> [WHAT YOU HAVE TO DO]: Scan the lines below for the word "Death". Copy each line you find it in.
───── EXTRACTED MATERIAL ─────
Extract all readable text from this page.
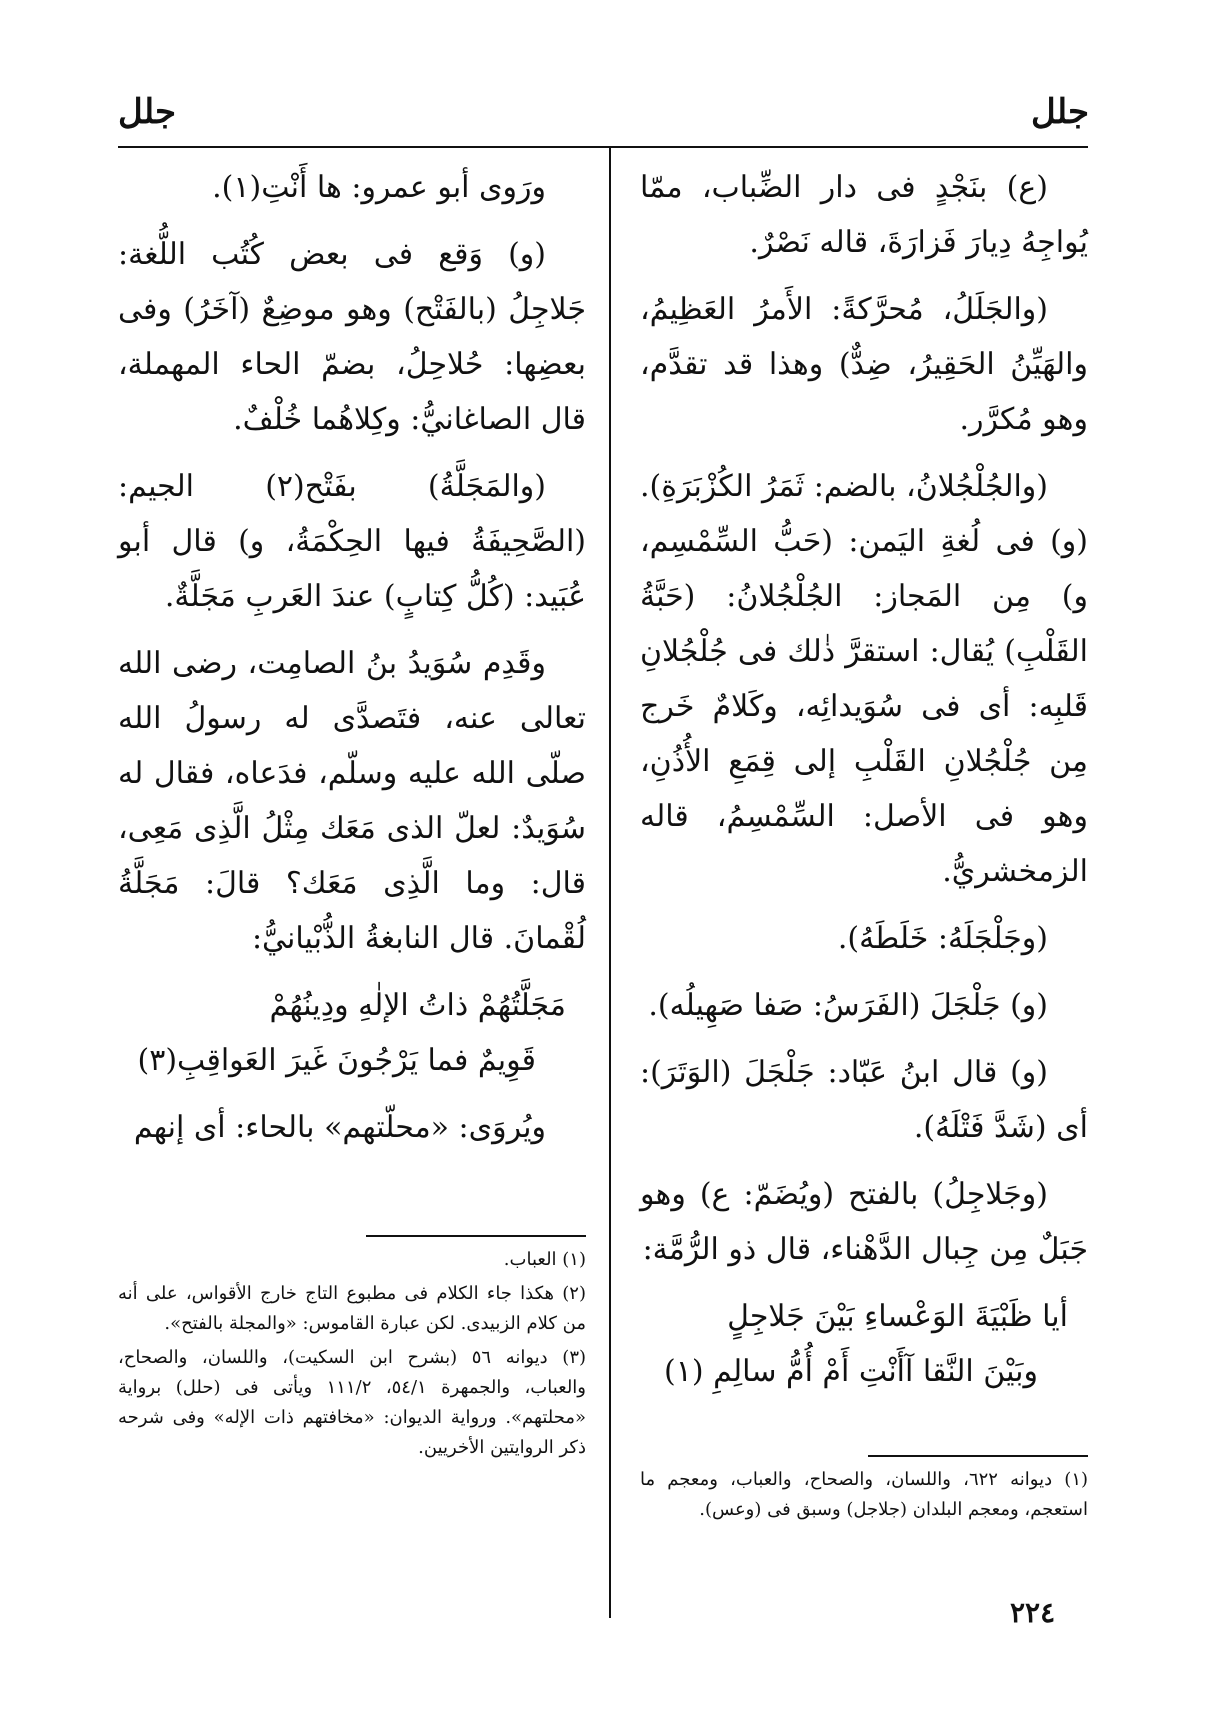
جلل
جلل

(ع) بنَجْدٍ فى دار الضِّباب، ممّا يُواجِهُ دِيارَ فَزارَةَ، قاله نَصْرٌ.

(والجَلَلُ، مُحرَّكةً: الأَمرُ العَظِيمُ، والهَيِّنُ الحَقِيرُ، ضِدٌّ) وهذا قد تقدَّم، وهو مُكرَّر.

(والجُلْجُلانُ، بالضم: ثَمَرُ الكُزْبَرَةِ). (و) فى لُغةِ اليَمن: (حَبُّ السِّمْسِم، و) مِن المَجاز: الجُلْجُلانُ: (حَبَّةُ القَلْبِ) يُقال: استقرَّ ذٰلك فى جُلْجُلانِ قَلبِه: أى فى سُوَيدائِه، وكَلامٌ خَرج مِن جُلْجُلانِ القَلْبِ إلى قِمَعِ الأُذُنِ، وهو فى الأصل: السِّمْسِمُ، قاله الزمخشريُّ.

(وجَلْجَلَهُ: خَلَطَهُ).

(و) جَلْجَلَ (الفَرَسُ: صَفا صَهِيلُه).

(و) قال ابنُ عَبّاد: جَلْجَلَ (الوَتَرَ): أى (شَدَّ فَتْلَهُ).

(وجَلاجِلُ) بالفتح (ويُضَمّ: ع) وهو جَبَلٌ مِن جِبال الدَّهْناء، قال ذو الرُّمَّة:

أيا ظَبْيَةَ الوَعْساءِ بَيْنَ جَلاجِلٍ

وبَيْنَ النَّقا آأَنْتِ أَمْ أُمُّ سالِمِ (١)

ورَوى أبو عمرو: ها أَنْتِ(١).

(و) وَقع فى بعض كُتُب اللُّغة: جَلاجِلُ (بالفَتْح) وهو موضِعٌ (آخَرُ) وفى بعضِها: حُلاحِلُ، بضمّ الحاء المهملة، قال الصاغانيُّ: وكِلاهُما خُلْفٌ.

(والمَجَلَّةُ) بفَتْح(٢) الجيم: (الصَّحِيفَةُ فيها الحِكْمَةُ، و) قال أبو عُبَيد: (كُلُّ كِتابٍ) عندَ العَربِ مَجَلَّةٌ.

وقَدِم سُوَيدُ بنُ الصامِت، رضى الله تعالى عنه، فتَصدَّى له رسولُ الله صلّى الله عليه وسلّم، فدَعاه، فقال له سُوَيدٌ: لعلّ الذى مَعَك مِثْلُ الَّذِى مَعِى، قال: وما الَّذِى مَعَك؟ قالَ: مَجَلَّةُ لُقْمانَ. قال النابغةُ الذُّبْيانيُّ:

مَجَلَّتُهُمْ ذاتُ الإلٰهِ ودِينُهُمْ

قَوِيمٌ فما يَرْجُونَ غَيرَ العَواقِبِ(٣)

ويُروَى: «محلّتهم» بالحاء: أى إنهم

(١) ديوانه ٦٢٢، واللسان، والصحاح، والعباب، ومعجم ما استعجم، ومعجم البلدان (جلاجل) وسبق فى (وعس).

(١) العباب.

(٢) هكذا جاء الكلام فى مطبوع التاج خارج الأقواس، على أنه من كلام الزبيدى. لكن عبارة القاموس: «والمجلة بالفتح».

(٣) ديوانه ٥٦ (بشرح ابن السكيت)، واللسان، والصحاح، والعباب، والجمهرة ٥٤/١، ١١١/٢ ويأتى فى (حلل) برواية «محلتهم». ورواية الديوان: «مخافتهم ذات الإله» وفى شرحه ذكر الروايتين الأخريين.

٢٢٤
─────
───── EXTRACTED MATERIAL ─────
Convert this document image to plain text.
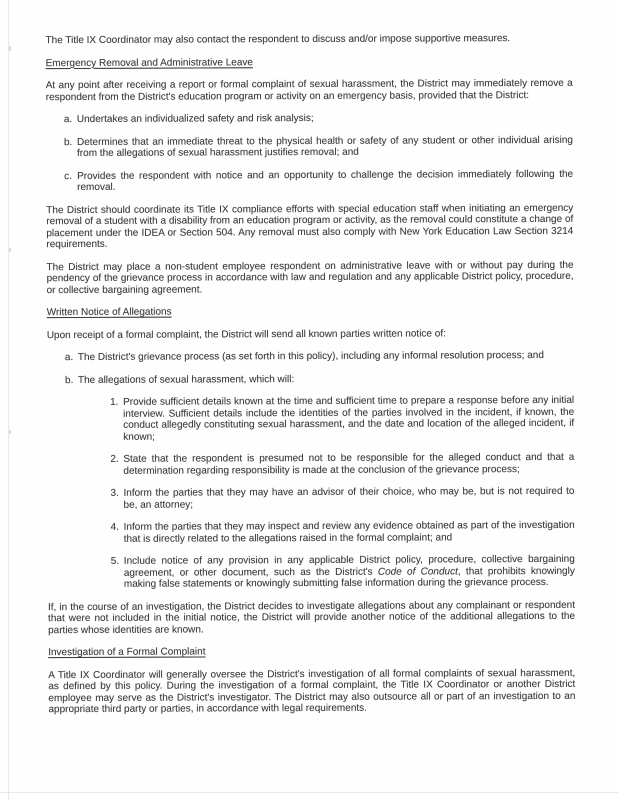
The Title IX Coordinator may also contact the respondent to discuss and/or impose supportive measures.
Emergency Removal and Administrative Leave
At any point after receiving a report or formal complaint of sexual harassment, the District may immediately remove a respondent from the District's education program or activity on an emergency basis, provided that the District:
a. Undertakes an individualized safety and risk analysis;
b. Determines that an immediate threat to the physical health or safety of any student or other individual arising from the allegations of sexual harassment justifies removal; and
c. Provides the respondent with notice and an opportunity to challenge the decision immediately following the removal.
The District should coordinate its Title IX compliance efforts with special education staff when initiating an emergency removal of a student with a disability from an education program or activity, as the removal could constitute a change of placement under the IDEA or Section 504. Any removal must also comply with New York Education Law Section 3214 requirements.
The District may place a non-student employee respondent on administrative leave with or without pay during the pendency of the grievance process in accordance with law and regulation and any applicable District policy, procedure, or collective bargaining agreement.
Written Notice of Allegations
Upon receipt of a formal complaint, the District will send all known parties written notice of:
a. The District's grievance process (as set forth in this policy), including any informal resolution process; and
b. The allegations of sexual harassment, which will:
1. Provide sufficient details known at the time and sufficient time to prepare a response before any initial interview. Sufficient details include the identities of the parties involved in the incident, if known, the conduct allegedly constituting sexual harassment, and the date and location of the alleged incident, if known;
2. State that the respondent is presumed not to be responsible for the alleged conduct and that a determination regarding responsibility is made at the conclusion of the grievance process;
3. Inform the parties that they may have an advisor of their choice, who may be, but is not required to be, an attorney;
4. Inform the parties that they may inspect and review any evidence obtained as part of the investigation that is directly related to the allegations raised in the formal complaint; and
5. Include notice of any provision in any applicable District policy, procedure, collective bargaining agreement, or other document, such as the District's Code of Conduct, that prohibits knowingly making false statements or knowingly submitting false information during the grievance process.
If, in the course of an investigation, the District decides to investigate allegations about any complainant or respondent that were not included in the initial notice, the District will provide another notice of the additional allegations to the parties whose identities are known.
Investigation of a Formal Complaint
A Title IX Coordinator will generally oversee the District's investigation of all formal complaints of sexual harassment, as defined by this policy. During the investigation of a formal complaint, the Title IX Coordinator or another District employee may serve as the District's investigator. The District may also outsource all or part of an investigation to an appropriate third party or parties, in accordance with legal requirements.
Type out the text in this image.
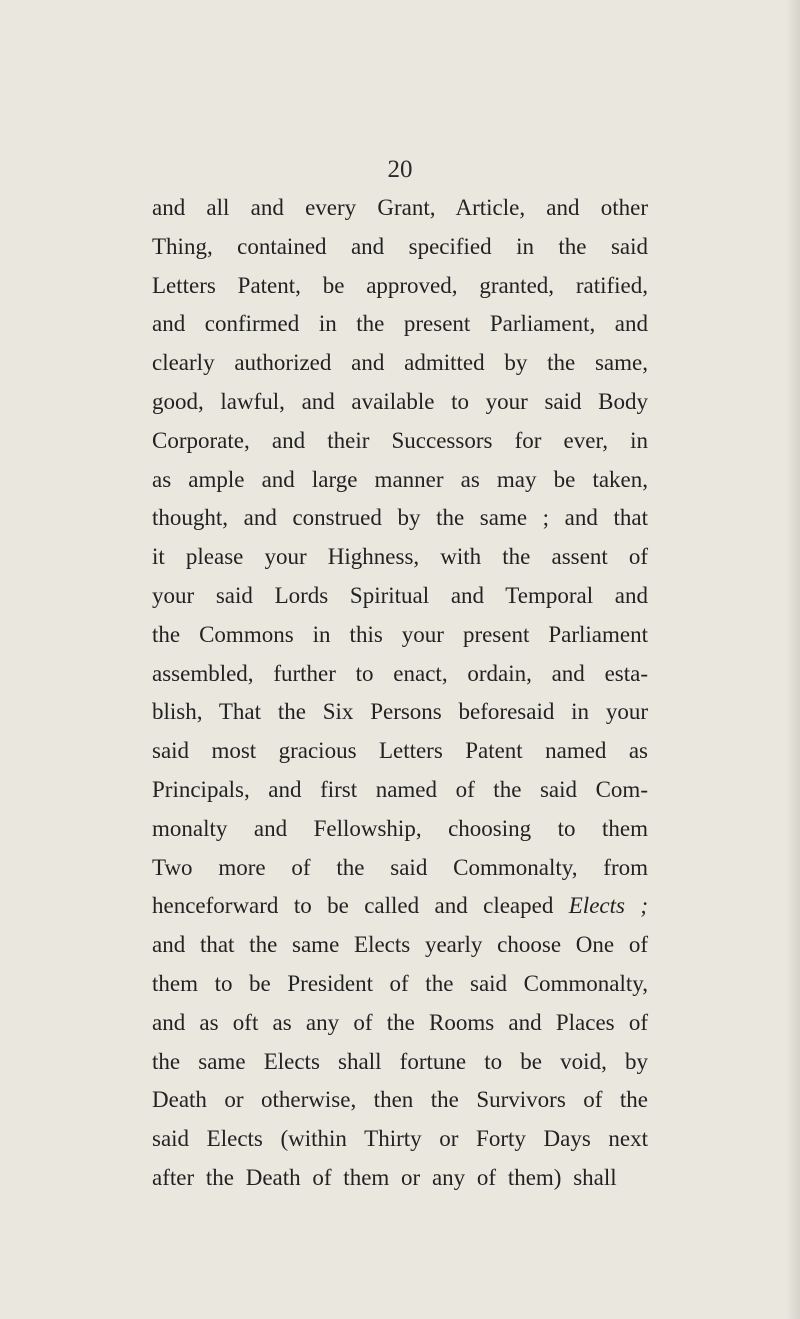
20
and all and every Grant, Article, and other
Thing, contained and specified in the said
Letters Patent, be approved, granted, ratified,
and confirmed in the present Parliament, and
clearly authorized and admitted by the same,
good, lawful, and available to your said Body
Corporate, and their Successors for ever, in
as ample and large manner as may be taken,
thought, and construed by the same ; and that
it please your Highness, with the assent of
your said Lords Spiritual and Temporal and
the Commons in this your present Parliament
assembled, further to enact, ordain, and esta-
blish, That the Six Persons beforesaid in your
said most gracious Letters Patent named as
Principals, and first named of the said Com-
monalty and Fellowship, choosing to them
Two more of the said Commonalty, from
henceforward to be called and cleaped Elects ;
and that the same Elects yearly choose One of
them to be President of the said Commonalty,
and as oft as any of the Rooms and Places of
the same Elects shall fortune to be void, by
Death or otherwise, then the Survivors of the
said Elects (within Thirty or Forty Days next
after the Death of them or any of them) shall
─────
───── EXTRACTED MATERIAL ─────
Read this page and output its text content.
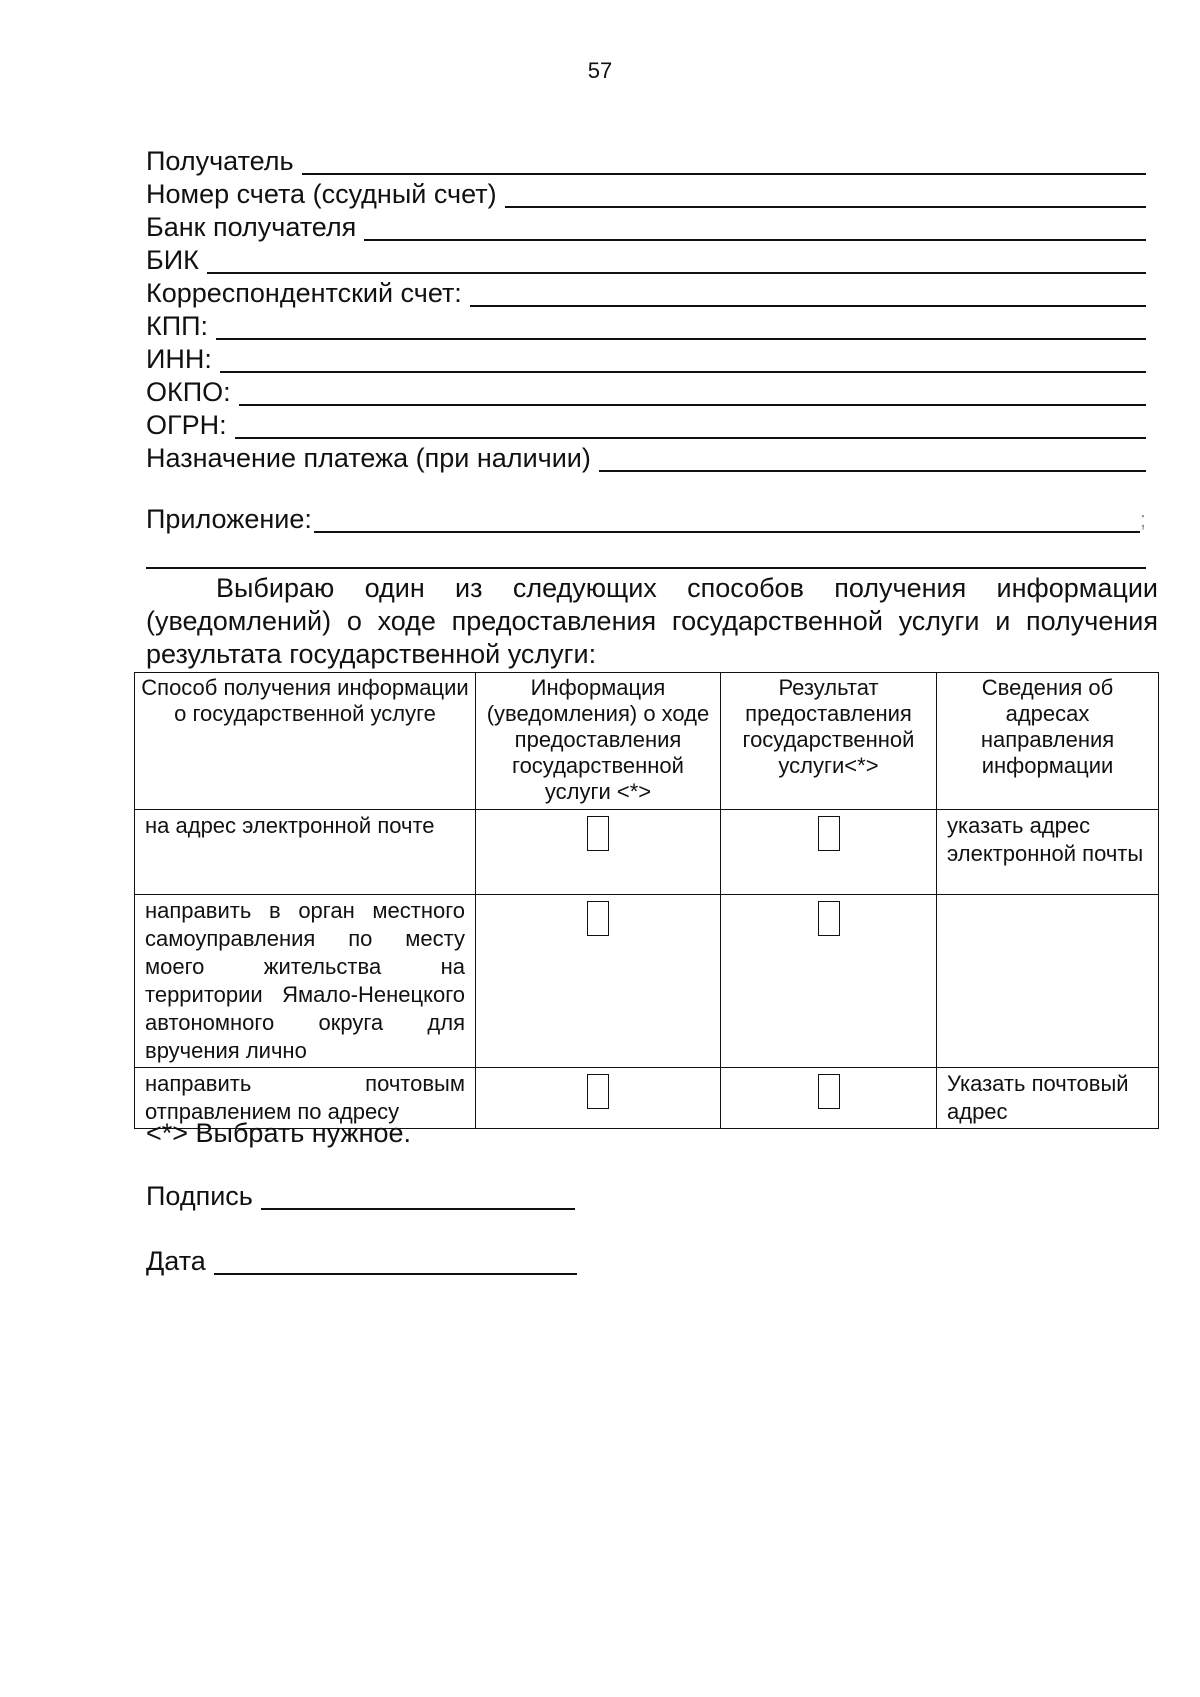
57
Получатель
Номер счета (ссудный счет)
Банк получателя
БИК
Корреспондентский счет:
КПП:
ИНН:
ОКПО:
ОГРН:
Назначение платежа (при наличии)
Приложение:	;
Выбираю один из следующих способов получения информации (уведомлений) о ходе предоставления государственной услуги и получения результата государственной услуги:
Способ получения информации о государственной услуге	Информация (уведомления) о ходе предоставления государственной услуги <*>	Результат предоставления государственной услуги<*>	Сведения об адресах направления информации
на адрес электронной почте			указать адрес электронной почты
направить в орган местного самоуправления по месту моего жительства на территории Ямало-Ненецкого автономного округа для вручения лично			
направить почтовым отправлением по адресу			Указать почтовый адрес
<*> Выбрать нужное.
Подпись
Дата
─────
> [EXERCISE RESPONSE]:
Death or otherwise, then the Survivors of the
after the Death of them or any of them) shall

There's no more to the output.